Stored items
— start —

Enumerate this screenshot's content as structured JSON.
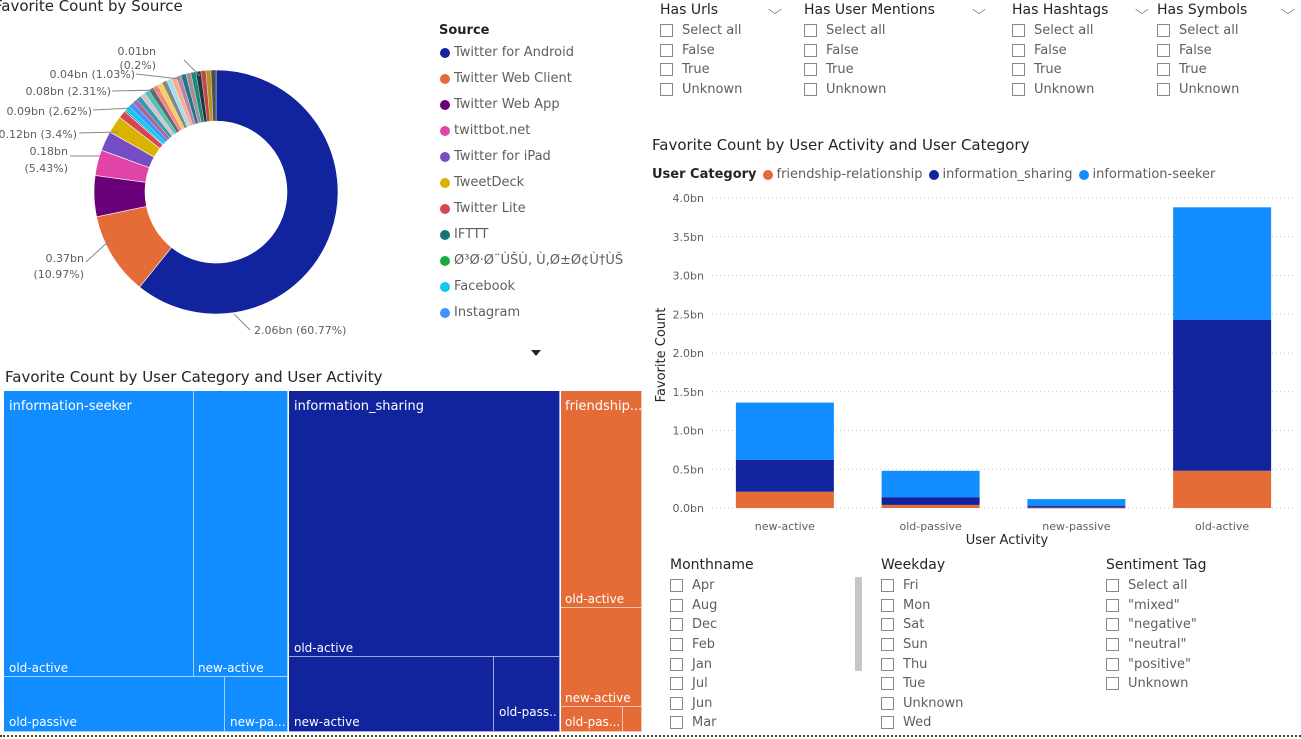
{
  "donut": {
    "title": "Favorite Count by Source",
    "legend_title": "Source",
    "legend": [
      {
        "label": "Twitter for Android",
        "color": "#12239e"
      },
      {
        "label": "Twitter Web Client",
        "color": "#e66c37"
      },
      {
        "label": "Twitter Web App",
        "color": "#6b007b"
      },
      {
        "label": "twittbot.net",
        "color": "#e044a7"
      },
      {
        "label": "Twitter for iPad",
        "color": "#744ec2"
      },
      {
        "label": "TweetDeck",
        "color": "#d9b300"
      },
      {
        "label": "Twitter Lite",
        "color": "#d64550"
      },
      {
        "label": "IFTTT",
        "color": "#197278"
      },
      {
        "label": "Ø³Ø·Ø¨ÙŠÙ‚ Ù‚Ø±Ø¢Ù†ÙŠ",
        "color": "#1aab40"
      },
      {
        "label": "Facebook",
        "color": "#15c6f4"
      },
      {
        "label": "Instagram",
        "color": "#4092ff"
      }
    ],
    "more_icon": "chevron-down-icon",
    "labels": [
      {
        "line1": "0.01bn",
        "line2": "(0.2%)"
      },
      {
        "line1": "0.04bn (1.03%)",
        "line2": ""
      },
      {
        "line1": "0.08bn (2.31%)",
        "line2": ""
      },
      {
        "line1": "0.09bn (2.62%)",
        "line2": ""
      },
      {
        "line1": "0.12bn (3.4%)",
        "line2": ""
      },
      {
        "line1": "0.18bn",
        "line2": "(5.43%)"
      },
      {
        "line1": "0.37bn",
        "line2": "(10.97%)"
      },
      {
        "line1": "2.06bn (60.77%)",
        "line2": ""
      }
    ]
  },
  "chart_data": [
    {
      "type": "pie",
      "title": "Favorite Count by Source",
      "legend_title": "Source",
      "slices": [
        {
          "name": "Twitter for Android",
          "value": 2.06,
          "percent": 60.77
        },
        {
          "name": "Twitter Web Client",
          "value": 0.37,
          "percent": 10.97
        },
        {
          "name": "Twitter Web App",
          "value": 0.18,
          "percent": 5.43
        },
        {
          "name": "twittbot.net",
          "value": 0.12,
          "percent": 3.4
        },
        {
          "name": "Twitter for iPad",
          "value": 0.09,
          "percent": 2.62
        },
        {
          "name": "TweetDeck",
          "value": 0.08,
          "percent": 2.31
        },
        {
          "name": "Twitter Lite",
          "value": 0.04,
          "percent": 1.03
        },
        {
          "name": "IFTTT",
          "value": 0.01,
          "percent": 0.2
        }
      ],
      "legend_placement": "right"
    },
    {
      "type": "bar",
      "stacked": true,
      "title": "Favorite Count by User Activity and User Category",
      "legend_title": "User Category",
      "xlabel": "User Activity",
      "ylabel": "Favorite Count",
      "categories": [
        "new-active",
        "old-passive",
        "new-passive",
        "old-active"
      ],
      "series": [
        {
          "name": "friendship-relationship",
          "color": "#e66c37",
          "values": [
            0.21,
            0.04,
            0.005,
            0.48
          ]
        },
        {
          "name": "information_sharing",
          "color": "#12239e",
          "values": [
            0.41,
            0.1,
            0.02,
            1.95
          ]
        },
        {
          "name": "information-seeker",
          "color": "#118dff",
          "values": [
            0.74,
            0.34,
            0.09,
            1.45
          ]
        }
      ],
      "yticks": [
        "0.0bn",
        "0.5bn",
        "1.0bn",
        "1.5bn",
        "2.0bn",
        "2.5bn",
        "3.0bn",
        "3.5bn",
        "4.0bn"
      ],
      "ylim": [
        0,
        4.0
      ],
      "grid": true,
      "legend_placement": "top-left"
    },
    {
      "type": "treemap",
      "title": "Favorite Count by User Category and User Activity",
      "groups": [
        {
          "name": "information-seeker",
          "color": "#118dff",
          "cells": [
            "old-active",
            "new-active",
            "old-passive",
            "new-pa..."
          ]
        },
        {
          "name": "information_sharing",
          "color": "#12239e",
          "cells": [
            "old-active",
            "new-active",
            "old-pass..."
          ]
        },
        {
          "name": "friendship...",
          "color": "#e66c37",
          "cells": [
            "old-active",
            "new-active",
            "old-pas..."
          ]
        }
      ]
    }
  ],
  "bar": {
    "title": "Favorite Count by User Activity and User Category",
    "legend_title": "User Category",
    "legend": [
      {
        "label": "friendship-relationship",
        "color": "#e66c37"
      },
      {
        "label": "information_sharing",
        "color": "#12239e"
      },
      {
        "label": "information-seeker",
        "color": "#118dff"
      }
    ],
    "xlabel": "User Activity",
    "ylabel": "Favorite Count"
  },
  "treemap": {
    "title": "Favorite Count by User Category and User Activity",
    "group1": "information-seeker",
    "group2": "information_sharing",
    "group3": "friendship...",
    "c1": "old-active",
    "c2": "new-active",
    "c3": "old-passive",
    "c4": "new-pa...",
    "c5": "old-active",
    "c6": "new-active",
    "c7": "old-pass...",
    "c8": "old-active",
    "c9": "new-active",
    "c10": "old-pas..."
  },
  "slicers": [
    {
      "title": "Has Urls",
      "items": [
        "Select all",
        "False",
        "True",
        "Unknown"
      ]
    },
    {
      "title": "Has User Mentions",
      "items": [
        "Select all",
        "False",
        "True",
        "Unknown"
      ]
    },
    {
      "title": "Has Hashtags",
      "items": [
        "Select all",
        "False",
        "True",
        "Unknown"
      ]
    },
    {
      "title": "Has Symbols",
      "items": [
        "Select all",
        "False",
        "True",
        "Unknown"
      ]
    }
  ],
  "monthname": {
    "title": "Monthname",
    "items": [
      "Apr",
      "Aug",
      "Dec",
      "Feb",
      "Jan",
      "Jul",
      "Jun",
      "Mar"
    ]
  },
  "weekday": {
    "title": "Weekday",
    "items": [
      "Fri",
      "Mon",
      "Sat",
      "Sun",
      "Thu",
      "Tue",
      "Unknown",
      "Wed"
    ]
  },
  "sentiment": {
    "title": "Sentiment Tag",
    "items": [
      "Select all",
      "\"mixed\"",
      "\"negative\"",
      "\"neutral\"",
      "\"positive\"",
      "Unknown"
    ]
  }
}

— end —

Collect each line containing the string "Count".

    "title": "Favorite Count by Source",
      "title": "Favorite Count by Source",
      "title": "Favorite Count by User Activity and User Category",
      "ylabel": "Favorite Count",
      "title": "Favorite Count by User Category and User Activity",
    "title": "Favorite Count by User Activity and User Category",
    "ylabel": "Favorite Count"
    "title": "Favorite Count by User Category and User Activity",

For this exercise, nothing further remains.